* SUPPLIED RECORDS
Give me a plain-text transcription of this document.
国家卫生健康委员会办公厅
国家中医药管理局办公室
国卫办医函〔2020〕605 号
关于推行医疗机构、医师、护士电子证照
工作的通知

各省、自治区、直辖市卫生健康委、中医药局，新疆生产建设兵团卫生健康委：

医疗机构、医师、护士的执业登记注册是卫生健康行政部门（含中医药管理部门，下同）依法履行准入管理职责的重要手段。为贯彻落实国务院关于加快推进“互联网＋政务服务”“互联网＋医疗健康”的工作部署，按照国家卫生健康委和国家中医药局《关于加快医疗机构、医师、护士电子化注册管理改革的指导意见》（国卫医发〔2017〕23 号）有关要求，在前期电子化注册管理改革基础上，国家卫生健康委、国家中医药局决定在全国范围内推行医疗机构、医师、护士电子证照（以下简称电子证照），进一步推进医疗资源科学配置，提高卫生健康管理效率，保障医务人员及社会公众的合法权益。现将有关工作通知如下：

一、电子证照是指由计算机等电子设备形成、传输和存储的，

* SET PROBLEM
Filter the listing above by the word "护士电子证照"; copy each line that passes.

* FINISHED TASK
关于推行医疗机构、医师、护士电子证照
医疗机构、医师、护士的执业登记注册是卫生健康行政部门（含中医药管理部门，下同）依法履行准入管理职责的重要手段。为贯彻落实国务院关于加快推进“互联网＋政务服务”“互联网＋医疗健康”的工作部署，按照国家卫生健康委和国家中医药局《关于加快医疗机构、医师、护士电子化注册管理改革的指导意见》（国卫医发〔2017〕23 号）有关要求，在前期电子化注册管理改革基础上，国家卫生健康委、国家中医药局决定在全国范围内推行医疗机构、医师、护士电子证照（以下简称电子证照），进一步推进医疗资源科学配置，提高卫生健康管理效率，保障医务人员及社会公众的合法权益。现将有关工作通知如下：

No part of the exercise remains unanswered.